Data items
* START *

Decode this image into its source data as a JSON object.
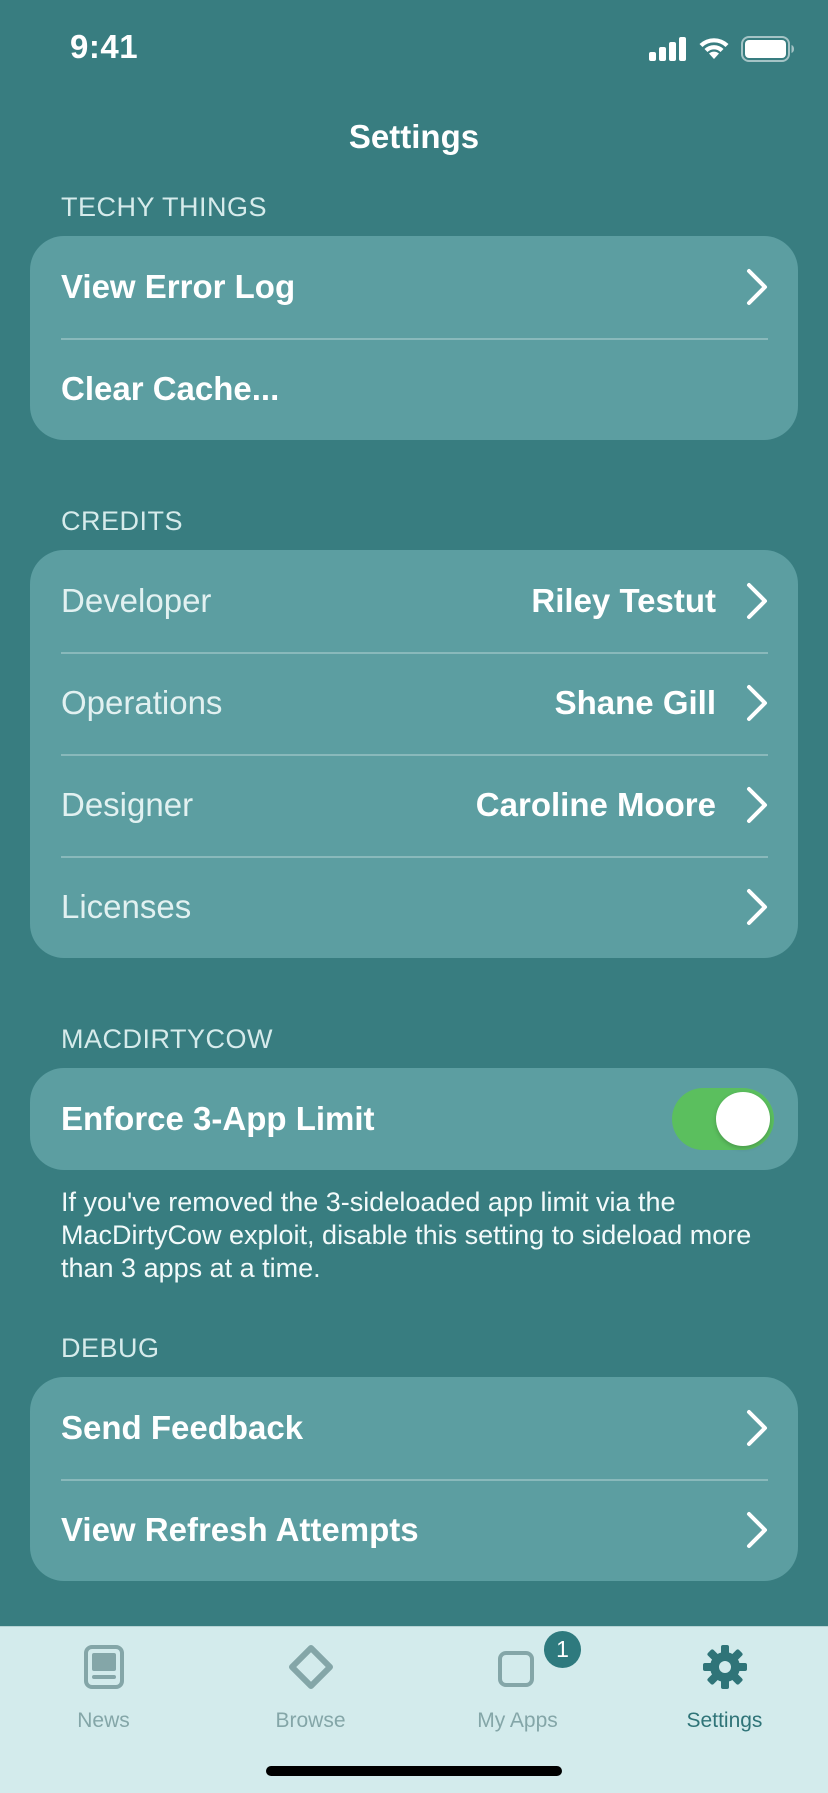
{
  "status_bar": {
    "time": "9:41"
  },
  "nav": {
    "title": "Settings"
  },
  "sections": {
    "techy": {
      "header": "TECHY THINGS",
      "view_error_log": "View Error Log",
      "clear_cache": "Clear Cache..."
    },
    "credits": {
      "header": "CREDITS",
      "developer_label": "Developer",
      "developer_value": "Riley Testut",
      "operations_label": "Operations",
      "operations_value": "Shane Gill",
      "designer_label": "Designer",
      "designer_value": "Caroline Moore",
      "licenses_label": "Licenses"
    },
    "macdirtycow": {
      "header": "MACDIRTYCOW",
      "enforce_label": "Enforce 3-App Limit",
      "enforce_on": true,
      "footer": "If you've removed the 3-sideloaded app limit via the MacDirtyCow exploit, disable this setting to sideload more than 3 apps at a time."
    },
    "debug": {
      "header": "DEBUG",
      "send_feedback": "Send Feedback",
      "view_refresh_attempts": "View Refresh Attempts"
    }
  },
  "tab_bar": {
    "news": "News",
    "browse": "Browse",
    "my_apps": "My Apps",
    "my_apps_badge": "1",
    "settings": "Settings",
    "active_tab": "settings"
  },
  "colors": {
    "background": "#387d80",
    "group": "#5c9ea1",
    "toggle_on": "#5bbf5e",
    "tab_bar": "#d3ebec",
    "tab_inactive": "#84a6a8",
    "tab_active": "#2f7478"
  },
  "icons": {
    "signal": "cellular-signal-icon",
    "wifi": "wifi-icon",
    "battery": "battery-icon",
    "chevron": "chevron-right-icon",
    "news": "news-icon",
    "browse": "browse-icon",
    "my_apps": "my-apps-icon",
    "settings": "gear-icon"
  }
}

* END *
* START *

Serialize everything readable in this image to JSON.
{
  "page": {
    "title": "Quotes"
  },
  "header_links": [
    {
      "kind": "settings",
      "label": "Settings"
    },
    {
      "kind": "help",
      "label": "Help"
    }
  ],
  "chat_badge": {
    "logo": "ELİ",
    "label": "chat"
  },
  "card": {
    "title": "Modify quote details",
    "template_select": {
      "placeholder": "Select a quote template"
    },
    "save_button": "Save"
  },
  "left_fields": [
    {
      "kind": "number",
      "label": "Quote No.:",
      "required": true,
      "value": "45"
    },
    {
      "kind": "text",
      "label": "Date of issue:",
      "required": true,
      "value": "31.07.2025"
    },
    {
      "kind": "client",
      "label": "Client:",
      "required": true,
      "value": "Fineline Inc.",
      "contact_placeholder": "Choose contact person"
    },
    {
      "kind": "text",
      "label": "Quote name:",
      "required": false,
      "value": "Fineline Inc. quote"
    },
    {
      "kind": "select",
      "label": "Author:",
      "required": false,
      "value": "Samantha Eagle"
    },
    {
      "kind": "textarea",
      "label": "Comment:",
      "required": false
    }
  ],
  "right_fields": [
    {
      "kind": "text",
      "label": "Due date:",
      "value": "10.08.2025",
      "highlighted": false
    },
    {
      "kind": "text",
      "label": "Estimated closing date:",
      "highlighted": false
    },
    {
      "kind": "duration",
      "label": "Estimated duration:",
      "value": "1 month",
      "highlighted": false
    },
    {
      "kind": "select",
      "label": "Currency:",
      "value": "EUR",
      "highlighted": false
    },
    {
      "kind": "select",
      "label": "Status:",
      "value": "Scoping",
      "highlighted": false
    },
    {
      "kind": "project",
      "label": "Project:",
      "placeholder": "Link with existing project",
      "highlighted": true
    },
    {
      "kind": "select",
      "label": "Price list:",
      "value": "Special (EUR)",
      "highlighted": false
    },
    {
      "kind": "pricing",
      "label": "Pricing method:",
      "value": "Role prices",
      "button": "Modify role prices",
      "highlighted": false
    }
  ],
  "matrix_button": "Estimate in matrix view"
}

* END *

▸ **Request**
Gather up every line from the listing above in which the word "Estimated" occurs.

▸ **Finished answer**
      "label": "Estimated closing date:",
      "label": "Estimated duration:",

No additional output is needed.